> **Exercise objective**: Find every line in the records below that holds the word "SHOULDER", and copy each one.

> **Data for processing**:
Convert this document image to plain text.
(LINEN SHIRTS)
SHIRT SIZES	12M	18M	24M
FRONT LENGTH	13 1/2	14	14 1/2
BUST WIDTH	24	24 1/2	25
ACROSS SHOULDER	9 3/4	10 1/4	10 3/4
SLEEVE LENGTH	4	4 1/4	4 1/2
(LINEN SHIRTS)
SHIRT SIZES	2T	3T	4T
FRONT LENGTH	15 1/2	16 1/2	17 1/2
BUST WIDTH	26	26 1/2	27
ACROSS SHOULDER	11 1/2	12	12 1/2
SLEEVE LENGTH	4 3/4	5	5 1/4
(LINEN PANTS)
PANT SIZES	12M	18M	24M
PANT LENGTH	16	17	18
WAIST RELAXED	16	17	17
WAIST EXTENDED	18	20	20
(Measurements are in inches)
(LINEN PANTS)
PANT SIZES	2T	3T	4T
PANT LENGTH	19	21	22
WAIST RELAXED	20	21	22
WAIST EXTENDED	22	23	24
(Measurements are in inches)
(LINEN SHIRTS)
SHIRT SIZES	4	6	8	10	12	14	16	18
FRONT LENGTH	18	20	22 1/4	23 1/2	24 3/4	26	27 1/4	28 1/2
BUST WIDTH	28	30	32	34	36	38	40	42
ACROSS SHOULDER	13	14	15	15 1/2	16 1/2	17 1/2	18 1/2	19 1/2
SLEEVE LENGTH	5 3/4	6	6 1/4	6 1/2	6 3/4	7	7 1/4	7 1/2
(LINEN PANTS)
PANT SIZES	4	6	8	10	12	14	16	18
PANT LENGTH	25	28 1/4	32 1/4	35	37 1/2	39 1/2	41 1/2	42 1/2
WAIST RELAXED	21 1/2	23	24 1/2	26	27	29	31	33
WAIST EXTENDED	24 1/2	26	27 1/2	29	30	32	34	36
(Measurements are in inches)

> **Problem solution**:
ACROSS SHOULDER	9 3/4	10 1/4	10 3/4
ACROSS SHOULDER	11 1/2	12	12 1/2
ACROSS SHOULDER	13	14	15	15 1/2	16 1/2	17 1/2	18 1/2	19 1/2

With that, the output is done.